## INSTRUCTIONS TO FOLLOW
Find each line with the word "الله" and copy it.

Collected data:
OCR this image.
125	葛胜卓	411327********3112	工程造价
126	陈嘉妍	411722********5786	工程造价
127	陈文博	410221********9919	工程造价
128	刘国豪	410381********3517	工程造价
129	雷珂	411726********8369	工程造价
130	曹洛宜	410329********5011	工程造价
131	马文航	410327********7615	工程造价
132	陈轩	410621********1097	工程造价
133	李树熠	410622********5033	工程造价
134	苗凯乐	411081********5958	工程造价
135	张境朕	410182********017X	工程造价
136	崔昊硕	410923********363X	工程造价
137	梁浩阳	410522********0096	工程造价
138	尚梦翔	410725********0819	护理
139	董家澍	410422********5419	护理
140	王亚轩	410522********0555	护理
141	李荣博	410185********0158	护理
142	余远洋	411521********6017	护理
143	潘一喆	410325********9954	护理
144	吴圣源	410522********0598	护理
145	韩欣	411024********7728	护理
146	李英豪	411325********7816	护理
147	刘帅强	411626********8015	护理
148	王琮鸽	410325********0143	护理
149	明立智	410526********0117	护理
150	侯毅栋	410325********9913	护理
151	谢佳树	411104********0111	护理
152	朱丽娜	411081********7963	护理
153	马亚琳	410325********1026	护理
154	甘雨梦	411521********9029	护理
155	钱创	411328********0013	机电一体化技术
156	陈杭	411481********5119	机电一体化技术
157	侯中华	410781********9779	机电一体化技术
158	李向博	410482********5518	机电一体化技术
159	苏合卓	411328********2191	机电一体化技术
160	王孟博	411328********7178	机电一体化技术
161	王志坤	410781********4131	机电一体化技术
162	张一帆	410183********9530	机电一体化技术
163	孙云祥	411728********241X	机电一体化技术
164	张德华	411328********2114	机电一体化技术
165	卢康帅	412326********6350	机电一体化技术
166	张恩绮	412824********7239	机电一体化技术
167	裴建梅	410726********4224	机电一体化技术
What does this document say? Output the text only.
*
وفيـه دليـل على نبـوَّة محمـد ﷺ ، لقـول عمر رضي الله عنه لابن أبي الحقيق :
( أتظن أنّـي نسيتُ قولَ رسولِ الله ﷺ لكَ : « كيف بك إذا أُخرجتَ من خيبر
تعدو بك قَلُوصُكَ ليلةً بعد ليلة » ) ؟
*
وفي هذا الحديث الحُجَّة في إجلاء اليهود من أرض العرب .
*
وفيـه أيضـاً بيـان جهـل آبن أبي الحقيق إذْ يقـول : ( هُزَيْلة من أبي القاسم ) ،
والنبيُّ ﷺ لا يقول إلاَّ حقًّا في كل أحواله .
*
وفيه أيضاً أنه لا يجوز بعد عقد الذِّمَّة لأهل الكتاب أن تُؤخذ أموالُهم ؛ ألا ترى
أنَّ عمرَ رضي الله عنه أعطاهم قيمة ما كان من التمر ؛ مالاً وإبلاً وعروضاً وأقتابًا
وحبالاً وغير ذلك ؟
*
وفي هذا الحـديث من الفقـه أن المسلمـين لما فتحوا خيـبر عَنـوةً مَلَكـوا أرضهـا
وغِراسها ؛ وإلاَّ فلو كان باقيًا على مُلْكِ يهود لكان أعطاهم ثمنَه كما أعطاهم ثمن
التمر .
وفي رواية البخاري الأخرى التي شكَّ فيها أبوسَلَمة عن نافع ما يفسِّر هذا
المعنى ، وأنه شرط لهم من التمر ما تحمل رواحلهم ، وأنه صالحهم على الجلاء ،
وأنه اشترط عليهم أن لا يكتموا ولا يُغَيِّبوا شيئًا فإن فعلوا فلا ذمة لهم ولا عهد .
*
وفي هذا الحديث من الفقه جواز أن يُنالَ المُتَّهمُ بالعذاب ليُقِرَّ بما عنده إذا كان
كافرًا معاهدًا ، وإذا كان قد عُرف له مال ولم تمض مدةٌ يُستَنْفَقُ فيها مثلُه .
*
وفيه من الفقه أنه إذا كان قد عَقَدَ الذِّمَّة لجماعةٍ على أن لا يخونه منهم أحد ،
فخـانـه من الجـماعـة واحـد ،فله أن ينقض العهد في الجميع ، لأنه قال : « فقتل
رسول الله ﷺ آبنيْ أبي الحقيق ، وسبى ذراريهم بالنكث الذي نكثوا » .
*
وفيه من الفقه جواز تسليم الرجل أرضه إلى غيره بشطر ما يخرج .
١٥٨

## FULL SOLUTION
وفيـه دليـل على نبـوَّة محمـد ﷺ ، لقـول عمر رضي الله عنه لابن أبي الحقيق :
( أتظن أنّـي نسيتُ قولَ رسولِ الله ﷺ لكَ : « كيف بك إذا أُخرجتَ من خيبر
أنَّ عمرَ رضي الله عنه أعطاهم قيمة ما كان من التمر ؛ مالاً وإبلاً وعروضاً وأقتابًا
رسول الله ﷺ آبنيْ أبي الحقيق ، وسبى ذراريهم بالنكث الذي نكثوا » .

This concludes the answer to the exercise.